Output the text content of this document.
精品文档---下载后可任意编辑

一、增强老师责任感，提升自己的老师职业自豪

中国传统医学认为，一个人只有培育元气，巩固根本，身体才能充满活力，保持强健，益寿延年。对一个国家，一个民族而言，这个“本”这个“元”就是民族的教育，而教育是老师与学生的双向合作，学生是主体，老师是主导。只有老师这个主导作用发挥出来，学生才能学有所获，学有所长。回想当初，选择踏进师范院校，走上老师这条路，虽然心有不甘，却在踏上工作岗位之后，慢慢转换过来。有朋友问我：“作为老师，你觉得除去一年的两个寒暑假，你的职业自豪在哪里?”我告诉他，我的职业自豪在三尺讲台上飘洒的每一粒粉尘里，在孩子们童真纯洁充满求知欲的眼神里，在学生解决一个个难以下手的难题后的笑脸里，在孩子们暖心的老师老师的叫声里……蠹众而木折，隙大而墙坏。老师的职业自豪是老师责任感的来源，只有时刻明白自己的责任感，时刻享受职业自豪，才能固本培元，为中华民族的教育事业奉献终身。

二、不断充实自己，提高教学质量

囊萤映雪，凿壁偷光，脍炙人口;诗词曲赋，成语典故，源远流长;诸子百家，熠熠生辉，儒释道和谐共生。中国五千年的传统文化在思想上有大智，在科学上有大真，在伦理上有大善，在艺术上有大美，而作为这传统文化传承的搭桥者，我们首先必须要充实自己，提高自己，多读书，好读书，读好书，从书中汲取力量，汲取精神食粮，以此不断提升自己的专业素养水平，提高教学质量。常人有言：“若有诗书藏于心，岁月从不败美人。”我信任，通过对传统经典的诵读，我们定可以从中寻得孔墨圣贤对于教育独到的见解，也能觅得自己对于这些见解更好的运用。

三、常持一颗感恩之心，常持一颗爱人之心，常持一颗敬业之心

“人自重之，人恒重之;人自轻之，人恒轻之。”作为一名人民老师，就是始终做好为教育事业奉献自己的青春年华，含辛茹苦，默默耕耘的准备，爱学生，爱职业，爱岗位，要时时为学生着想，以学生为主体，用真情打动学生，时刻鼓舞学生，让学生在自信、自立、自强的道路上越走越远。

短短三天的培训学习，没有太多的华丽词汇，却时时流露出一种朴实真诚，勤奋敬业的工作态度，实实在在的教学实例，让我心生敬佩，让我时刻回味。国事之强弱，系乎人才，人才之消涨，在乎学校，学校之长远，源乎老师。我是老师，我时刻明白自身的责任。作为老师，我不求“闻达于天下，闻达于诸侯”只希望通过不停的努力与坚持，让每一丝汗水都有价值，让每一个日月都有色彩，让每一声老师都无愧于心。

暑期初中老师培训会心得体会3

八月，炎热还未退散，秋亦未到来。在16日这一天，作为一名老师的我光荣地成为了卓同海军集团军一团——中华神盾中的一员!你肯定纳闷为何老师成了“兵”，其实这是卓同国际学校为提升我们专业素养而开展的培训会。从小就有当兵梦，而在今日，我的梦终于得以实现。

**Task statement**
Repeat the records above exactly.

**Exercise response**
Output the text content of this document.
精品文档---下载后可任意编辑

一、增强老师责任感，提升自己的老师职业自豪

中国传统医学认为，一个人只有培育元气，巩固根本，身体才能充满活力，保持强健，益寿延年。对一个国家，一个民族而言，这个“本”这个“元”就是民族的教育，而教育是老师与学生的双向合作，学生是主体，老师是主导。只有老师这个主导作用发挥出来，学生才能学有所获，学有所长。回想当初，选择踏进师范院校，走上老师这条路，虽然心有不甘，却在踏上工作岗位之后，慢慢转换过来。有朋友问我：“作为老师，你觉得除去一年的两个寒暑假，你的职业自豪在哪里?”我告诉他，我的职业自豪在三尺讲台上飘洒的每一粒粉尘里，在孩子们童真纯洁充满求知欲的眼神里，在学生解决一个个难以下手的难题后的笑脸里，在孩子们暖心的老师老师的叫声里……蠹众而木折，隙大而墙坏。老师的职业自豪是老师责任感的来源，只有时刻明白自己的责任感，时刻享受职业自豪，才能固本培元，为中华民族的教育事业奉献终身。

二、不断充实自己，提高教学质量

囊萤映雪，凿壁偷光，脍炙人口;诗词曲赋，成语典故，源远流长;诸子百家，熠熠生辉，儒释道和谐共生。中国五千年的传统文化在思想上有大智，在科学上有大真，在伦理上有大善，在艺术上有大美，而作为这传统文化传承的搭桥者，我们首先必须要充实自己，提高自己，多读书，好读书，读好书，从书中汲取力量，汲取精神食粮，以此不断提升自己的专业素养水平，提高教学质量。常人有言：“若有诗书藏于心，岁月从不败美人。”我信任，通过对传统经典的诵读，我们定可以从中寻得孔墨圣贤对于教育独到的见解，也能觅得自己对于这些见解更好的运用。

三、常持一颗感恩之心，常持一颗爱人之心，常持一颗敬业之心

“人自重之，人恒重之;人自轻之，人恒轻之。”作为一名人民老师，就是始终做好为教育事业奉献自己的青春年华，含辛茹苦，默默耕耘的准备，爱学生，爱职业，爱岗位，要时时为学生着想，以学生为主体，用真情打动学生，时刻鼓舞学生，让学生在自信、自立、自强的道路上越走越远。

短短三天的培训学习，没有太多的华丽词汇，却时时流露出一种朴实真诚，勤奋敬业的工作态度，实实在在的教学实例，让我心生敬佩，让我时刻回味。国事之强弱，系乎人才，人才之消涨，在乎学校，学校之长远，源乎老师。我是老师，我时刻明白自身的责任。作为老师，我不求“闻达于天下，闻达于诸侯”只希望通过不停的努力与坚持，让每一丝汗水都有价值，让每一个日月都有色彩，让每一声老师都无愧于心。

暑期初中老师培训会心得体会3

八月，炎热还未退散，秋亦未到来。在16日这一天，作为一名老师的我光荣地成为了卓同海军集团军一团——中华神盾中的一员!你肯定纳闷为何老师成了“兵”，其实这是卓同国际学校为提升我们专业素养而开展的培训会。从小就有当兵梦，而在今日，我的梦终于得以实现。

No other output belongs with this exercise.